┌──

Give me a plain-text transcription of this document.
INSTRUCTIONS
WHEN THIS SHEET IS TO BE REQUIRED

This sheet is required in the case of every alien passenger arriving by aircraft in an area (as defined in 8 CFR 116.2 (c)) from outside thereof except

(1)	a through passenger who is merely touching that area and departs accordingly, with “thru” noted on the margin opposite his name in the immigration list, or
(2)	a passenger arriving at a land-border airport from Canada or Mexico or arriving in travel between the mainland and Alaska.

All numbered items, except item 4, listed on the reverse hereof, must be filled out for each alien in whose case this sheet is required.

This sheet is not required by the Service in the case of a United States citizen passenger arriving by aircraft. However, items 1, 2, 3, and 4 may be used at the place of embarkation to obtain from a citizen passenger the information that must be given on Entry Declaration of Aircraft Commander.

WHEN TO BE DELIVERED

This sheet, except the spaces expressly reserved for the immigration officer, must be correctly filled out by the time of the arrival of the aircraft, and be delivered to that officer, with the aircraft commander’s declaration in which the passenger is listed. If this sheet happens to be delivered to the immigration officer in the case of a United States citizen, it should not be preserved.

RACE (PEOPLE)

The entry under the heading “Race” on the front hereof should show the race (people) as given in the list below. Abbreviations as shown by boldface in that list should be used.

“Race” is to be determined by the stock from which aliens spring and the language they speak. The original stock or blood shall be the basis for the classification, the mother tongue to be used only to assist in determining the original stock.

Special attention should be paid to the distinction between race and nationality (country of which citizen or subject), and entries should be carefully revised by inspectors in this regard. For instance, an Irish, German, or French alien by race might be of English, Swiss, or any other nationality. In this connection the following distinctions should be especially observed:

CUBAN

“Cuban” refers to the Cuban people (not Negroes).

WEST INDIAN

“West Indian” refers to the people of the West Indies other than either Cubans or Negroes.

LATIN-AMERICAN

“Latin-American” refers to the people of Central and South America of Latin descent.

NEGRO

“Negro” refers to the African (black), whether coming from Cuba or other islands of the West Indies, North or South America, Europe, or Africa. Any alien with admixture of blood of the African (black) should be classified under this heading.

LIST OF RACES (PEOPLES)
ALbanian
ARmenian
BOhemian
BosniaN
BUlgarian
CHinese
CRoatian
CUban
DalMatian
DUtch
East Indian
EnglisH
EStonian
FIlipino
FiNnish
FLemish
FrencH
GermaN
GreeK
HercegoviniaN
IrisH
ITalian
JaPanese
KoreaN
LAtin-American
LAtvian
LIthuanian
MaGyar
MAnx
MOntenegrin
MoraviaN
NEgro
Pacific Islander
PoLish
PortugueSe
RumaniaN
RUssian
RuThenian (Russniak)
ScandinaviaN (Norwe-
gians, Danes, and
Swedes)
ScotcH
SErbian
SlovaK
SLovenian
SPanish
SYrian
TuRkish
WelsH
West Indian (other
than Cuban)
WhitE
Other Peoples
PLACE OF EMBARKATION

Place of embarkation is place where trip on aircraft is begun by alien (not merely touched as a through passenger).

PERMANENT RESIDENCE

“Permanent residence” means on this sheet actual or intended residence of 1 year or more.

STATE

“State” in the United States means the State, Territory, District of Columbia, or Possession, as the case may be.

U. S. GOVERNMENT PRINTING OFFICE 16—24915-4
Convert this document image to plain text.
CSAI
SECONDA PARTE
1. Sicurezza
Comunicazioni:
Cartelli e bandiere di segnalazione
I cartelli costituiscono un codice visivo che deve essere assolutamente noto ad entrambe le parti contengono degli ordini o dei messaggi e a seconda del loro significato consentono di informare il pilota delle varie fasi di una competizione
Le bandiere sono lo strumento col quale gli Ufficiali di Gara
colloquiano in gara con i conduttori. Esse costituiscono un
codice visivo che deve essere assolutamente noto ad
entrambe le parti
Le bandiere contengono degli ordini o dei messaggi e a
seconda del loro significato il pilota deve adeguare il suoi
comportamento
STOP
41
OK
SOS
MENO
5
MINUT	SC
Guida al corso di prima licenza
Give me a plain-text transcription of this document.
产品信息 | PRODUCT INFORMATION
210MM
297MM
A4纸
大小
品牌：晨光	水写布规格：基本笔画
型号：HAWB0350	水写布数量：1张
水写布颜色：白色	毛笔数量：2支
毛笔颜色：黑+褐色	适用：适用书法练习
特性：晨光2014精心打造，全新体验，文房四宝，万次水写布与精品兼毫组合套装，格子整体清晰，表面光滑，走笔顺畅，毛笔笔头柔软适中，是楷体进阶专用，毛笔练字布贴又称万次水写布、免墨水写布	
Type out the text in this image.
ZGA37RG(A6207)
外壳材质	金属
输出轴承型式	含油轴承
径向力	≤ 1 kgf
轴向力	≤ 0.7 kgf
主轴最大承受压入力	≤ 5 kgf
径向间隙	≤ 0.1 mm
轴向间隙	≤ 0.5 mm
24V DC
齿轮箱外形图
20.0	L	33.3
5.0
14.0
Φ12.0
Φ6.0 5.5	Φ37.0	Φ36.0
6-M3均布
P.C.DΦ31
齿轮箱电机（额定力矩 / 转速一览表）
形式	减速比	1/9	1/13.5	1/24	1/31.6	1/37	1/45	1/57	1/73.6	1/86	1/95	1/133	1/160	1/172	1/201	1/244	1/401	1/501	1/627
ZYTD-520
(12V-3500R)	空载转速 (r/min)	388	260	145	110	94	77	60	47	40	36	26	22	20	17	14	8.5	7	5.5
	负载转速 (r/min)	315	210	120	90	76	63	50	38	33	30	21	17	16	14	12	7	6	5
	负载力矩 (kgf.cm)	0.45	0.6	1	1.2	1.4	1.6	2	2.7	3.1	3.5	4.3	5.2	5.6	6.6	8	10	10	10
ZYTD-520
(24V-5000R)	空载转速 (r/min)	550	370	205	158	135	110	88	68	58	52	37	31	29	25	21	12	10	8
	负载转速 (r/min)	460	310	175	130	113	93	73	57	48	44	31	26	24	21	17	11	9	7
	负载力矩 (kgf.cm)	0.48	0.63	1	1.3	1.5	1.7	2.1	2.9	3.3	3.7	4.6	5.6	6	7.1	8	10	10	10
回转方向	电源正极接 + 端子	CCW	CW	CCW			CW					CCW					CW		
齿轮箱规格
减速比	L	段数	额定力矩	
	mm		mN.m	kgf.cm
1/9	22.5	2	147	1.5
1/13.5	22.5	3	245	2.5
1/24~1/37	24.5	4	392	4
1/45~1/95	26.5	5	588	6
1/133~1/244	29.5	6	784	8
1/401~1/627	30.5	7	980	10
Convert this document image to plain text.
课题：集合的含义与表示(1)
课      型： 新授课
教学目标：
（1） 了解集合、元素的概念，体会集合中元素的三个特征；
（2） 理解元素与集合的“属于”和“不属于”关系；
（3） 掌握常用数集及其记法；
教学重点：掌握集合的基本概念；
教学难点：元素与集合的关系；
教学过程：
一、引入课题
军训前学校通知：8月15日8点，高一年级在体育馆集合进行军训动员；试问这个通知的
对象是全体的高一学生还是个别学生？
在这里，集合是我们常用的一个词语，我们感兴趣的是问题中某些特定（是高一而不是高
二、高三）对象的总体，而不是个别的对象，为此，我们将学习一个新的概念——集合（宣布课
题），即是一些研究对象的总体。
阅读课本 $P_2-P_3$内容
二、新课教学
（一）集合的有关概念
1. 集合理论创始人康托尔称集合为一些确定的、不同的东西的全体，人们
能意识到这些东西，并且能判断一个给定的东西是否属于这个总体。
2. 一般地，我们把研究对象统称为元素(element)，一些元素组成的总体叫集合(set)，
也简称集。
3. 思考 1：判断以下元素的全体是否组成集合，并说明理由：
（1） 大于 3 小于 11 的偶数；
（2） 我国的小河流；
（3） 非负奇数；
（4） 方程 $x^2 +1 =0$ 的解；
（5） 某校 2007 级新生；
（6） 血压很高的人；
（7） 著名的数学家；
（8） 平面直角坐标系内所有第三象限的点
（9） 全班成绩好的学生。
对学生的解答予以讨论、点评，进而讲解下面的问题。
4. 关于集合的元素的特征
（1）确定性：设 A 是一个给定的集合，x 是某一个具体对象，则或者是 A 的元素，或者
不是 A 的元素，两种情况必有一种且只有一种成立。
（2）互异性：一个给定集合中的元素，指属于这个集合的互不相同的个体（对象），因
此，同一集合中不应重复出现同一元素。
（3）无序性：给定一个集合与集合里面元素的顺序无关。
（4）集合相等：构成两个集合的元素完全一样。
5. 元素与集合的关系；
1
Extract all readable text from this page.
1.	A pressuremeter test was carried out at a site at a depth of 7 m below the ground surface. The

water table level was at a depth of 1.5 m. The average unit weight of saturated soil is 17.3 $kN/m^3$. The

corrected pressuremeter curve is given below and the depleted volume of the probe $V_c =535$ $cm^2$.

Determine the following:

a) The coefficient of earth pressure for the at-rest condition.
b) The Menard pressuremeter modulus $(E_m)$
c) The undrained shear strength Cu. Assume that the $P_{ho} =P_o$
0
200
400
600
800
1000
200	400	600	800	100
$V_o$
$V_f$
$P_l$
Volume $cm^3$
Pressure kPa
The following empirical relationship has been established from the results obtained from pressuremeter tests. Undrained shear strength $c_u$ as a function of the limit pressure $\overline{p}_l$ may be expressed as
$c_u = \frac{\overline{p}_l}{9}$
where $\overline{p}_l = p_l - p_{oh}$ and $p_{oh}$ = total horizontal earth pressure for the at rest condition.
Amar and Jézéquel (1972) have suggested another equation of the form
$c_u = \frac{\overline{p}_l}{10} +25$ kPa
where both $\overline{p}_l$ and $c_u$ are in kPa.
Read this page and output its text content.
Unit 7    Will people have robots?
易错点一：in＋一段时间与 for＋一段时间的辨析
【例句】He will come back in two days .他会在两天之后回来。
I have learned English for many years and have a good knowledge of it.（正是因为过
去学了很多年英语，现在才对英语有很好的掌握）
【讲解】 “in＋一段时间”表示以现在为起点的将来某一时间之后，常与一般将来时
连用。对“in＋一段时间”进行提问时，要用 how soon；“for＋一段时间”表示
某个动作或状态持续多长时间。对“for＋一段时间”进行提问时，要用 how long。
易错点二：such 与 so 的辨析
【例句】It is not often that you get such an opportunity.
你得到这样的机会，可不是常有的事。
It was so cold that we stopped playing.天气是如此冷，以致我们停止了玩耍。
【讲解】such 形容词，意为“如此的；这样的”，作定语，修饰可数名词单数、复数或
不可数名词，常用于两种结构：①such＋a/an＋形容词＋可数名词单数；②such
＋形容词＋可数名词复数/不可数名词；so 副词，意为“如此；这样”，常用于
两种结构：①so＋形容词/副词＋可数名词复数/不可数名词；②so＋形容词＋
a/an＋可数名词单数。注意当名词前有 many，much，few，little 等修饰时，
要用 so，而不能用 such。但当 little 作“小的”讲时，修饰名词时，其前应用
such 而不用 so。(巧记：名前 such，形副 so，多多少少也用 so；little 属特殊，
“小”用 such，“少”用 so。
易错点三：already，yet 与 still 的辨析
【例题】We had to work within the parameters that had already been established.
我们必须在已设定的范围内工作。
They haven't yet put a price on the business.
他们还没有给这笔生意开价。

└──

**PROBLEM DETAILS**
Return all the lines that contain the string "heading".

**SOLUTION BELOW**
The entry under the heading “Race” on the front hereof should show the race (people) as given in the list below. Abbreviations as shown by boldface in that list should be used.
“Negro” refers to the African (black), whether coming from Cuba or other islands of the West Indies, North or South America, Europe, or Africa. Any alien with admixture of blood of the African (black) should be classified under this heading.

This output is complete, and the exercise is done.